▶ [Short task]:
Extract the full set of records that follows, word for word.

(Stored records)
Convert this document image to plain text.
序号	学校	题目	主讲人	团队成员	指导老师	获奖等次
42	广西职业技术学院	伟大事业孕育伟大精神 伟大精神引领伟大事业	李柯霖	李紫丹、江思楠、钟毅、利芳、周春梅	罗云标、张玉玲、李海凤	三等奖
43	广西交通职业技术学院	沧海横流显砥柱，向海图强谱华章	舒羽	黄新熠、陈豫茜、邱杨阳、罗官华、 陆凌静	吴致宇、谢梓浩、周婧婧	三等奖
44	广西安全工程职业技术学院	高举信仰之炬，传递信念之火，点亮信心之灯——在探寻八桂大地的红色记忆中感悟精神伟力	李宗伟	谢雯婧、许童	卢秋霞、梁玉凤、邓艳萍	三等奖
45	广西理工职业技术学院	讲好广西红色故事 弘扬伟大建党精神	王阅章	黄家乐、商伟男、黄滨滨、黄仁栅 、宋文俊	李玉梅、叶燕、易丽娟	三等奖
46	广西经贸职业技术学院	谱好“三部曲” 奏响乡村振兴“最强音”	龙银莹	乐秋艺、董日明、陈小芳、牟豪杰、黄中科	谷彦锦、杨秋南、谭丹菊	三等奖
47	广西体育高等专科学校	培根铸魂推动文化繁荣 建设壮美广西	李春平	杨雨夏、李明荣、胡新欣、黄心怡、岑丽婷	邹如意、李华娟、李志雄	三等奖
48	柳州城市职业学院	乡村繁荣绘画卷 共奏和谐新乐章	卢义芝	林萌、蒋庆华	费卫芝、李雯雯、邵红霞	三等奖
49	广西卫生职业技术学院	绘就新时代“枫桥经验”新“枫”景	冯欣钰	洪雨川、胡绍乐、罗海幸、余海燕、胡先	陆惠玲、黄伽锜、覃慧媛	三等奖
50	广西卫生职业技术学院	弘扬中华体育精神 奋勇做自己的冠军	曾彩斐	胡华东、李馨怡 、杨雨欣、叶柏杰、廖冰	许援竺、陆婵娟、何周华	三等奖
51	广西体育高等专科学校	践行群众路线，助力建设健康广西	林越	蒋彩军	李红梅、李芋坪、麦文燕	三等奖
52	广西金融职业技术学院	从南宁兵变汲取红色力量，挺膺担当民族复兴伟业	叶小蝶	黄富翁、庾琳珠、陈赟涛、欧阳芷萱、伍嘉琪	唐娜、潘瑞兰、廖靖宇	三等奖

▶ [Solved exercise]:
Convert this document image to plain text.
序号	学校	题目	主讲人	团队成员	指导老师	获奖等次
42	广西职业技术学院	伟大事业孕育伟大精神 伟大精神引领伟大事业	李柯霖	李紫丹、江思楠、钟毅、利芳、周春梅	罗云标、张玉玲、李海凤	三等奖
43	广西交通职业技术学院	沧海横流显砥柱，向海图强谱华章	舒羽	黄新熠、陈豫茜、邱杨阳、罗官华、 陆凌静	吴致宇、谢梓浩、周婧婧	三等奖
44	广西安全工程职业技术学院	高举信仰之炬，传递信念之火，点亮信心之灯——在探寻八桂大地的红色记忆中感悟精神伟力	李宗伟	谢雯婧、许童	卢秋霞、梁玉凤、邓艳萍	三等奖
45	广西理工职业技术学院	讲好广西红色故事 弘扬伟大建党精神	王阅章	黄家乐、商伟男、黄滨滨、黄仁栅 、宋文俊	李玉梅、叶燕、易丽娟	三等奖
46	广西经贸职业技术学院	谱好“三部曲” 奏响乡村振兴“最强音”	龙银莹	乐秋艺、董日明、陈小芳、牟豪杰、黄中科	谷彦锦、杨秋南、谭丹菊	三等奖
47	广西体育高等专科学校	培根铸魂推动文化繁荣 建设壮美广西	李春平	杨雨夏、李明荣、胡新欣、黄心怡、岑丽婷	邹如意、李华娟、李志雄	三等奖
48	柳州城市职业学院	乡村繁荣绘画卷 共奏和谐新乐章	卢义芝	林萌、蒋庆华	费卫芝、李雯雯、邵红霞	三等奖
49	广西卫生职业技术学院	绘就新时代“枫桥经验”新“枫”景	冯欣钰	洪雨川、胡绍乐、罗海幸、余海燕、胡先	陆惠玲、黄伽锜、覃慧媛	三等奖
50	广西卫生职业技术学院	弘扬中华体育精神 奋勇做自己的冠军	曾彩斐	胡华东、李馨怡 、杨雨欣、叶柏杰、廖冰	许援竺、陆婵娟、何周华	三等奖
51	广西体育高等专科学校	践行群众路线，助力建设健康广西	林越	蒋彩军	李红梅、李芋坪、麦文燕	三等奖
52	广西金融职业技术学院	从南宁兵变汲取红色力量，挺膺担当民族复兴伟业	叶小蝶	黄富翁、庾琳珠、陈赟涛、欧阳芷萱、伍嘉琪	唐娜、潘瑞兰、廖靖宇	三等奖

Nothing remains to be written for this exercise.